> **LISTED ENTRIES**
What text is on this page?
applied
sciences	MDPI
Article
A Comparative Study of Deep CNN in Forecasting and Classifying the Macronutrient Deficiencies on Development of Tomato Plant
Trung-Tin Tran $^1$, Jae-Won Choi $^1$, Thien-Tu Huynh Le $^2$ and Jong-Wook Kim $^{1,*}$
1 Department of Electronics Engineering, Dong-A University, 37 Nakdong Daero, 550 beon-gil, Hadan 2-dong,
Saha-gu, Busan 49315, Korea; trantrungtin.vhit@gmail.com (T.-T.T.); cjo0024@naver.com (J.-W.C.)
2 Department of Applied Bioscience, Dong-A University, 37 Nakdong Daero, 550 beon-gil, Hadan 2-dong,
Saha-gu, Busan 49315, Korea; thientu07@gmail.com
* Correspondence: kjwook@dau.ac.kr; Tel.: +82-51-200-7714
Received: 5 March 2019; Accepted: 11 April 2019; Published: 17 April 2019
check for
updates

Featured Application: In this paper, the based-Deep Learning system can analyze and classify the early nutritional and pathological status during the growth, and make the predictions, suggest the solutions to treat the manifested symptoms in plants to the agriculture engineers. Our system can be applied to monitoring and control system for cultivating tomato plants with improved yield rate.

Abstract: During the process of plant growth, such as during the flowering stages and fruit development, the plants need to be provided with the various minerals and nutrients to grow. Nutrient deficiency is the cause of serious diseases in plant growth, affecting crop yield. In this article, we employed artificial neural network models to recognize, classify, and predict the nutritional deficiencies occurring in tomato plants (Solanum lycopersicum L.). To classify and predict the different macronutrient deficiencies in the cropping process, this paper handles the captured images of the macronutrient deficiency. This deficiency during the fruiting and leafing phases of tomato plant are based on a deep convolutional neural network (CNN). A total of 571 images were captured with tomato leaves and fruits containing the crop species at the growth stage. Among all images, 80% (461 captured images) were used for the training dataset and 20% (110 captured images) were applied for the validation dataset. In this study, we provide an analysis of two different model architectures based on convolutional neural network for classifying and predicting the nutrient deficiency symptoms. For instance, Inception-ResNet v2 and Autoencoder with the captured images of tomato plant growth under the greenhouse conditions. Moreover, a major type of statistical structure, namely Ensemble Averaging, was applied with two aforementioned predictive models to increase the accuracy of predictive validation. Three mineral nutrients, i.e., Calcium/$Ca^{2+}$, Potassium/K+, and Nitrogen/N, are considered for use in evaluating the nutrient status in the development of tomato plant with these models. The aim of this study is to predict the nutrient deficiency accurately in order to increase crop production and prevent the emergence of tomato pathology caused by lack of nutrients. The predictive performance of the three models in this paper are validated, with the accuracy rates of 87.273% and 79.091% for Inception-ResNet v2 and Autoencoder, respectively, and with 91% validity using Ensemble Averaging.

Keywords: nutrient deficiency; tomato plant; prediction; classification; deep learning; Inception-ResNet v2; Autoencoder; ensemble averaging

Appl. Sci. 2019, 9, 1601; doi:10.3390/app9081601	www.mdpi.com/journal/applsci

> **DIRECTIONS**
Quote the data above in full, changing nothing.

> **TASK SOLUTION**
What text is on this page?
applied
sciences	MDPI
Article
A Comparative Study of Deep CNN in Forecasting and Classifying the Macronutrient Deficiencies on Development of Tomato Plant
Trung-Tin Tran $^1$, Jae-Won Choi $^1$, Thien-Tu Huynh Le $^2$ and Jong-Wook Kim $^{1,*}$
1 Department of Electronics Engineering, Dong-A University, 37 Nakdong Daero, 550 beon-gil, Hadan 2-dong,
Saha-gu, Busan 49315, Korea; trantrungtin.vhit@gmail.com (T.-T.T.); cjo0024@naver.com (J.-W.C.)
2 Department of Applied Bioscience, Dong-A University, 37 Nakdong Daero, 550 beon-gil, Hadan 2-dong,
Saha-gu, Busan 49315, Korea; thientu07@gmail.com
* Correspondence: kjwook@dau.ac.kr; Tel.: +82-51-200-7714
Received: 5 March 2019; Accepted: 11 April 2019; Published: 17 April 2019
check for
updates

Featured Application: In this paper, the based-Deep Learning system can analyze and classify the early nutritional and pathological status during the growth, and make the predictions, suggest the solutions to treat the manifested symptoms in plants to the agriculture engineers. Our system can be applied to monitoring and control system for cultivating tomato plants with improved yield rate.

Abstract: During the process of plant growth, such as during the flowering stages and fruit development, the plants need to be provided with the various minerals and nutrients to grow. Nutrient deficiency is the cause of serious diseases in plant growth, affecting crop yield. In this article, we employed artificial neural network models to recognize, classify, and predict the nutritional deficiencies occurring in tomato plants (Solanum lycopersicum L.). To classify and predict the different macronutrient deficiencies in the cropping process, this paper handles the captured images of the macronutrient deficiency. This deficiency during the fruiting and leafing phases of tomato plant are based on a deep convolutional neural network (CNN). A total of 571 images were captured with tomato leaves and fruits containing the crop species at the growth stage. Among all images, 80% (461 captured images) were used for the training dataset and 20% (110 captured images) were applied for the validation dataset. In this study, we provide an analysis of two different model architectures based on convolutional neural network for classifying and predicting the nutrient deficiency symptoms. For instance, Inception-ResNet v2 and Autoencoder with the captured images of tomato plant growth under the greenhouse conditions. Moreover, a major type of statistical structure, namely Ensemble Averaging, was applied with two aforementioned predictive models to increase the accuracy of predictive validation. Three mineral nutrients, i.e., Calcium/$Ca^{2+}$, Potassium/K+, and Nitrogen/N, are considered for use in evaluating the nutrient status in the development of tomato plant with these models. The aim of this study is to predict the nutrient deficiency accurately in order to increase crop production and prevent the emergence of tomato pathology caused by lack of nutrients. The predictive performance of the three models in this paper are validated, with the accuracy rates of 87.273% and 79.091% for Inception-ResNet v2 and Autoencoder, respectively, and with 91% validity using Ensemble Averaging.

Keywords: nutrient deficiency; tomato plant; prediction; classification; deep learning; Inception-ResNet v2; Autoencoder; ensemble averaging

Appl. Sci. 2019, 9, 1601; doi:10.3390/app9081601	www.mdpi.com/journal/applsci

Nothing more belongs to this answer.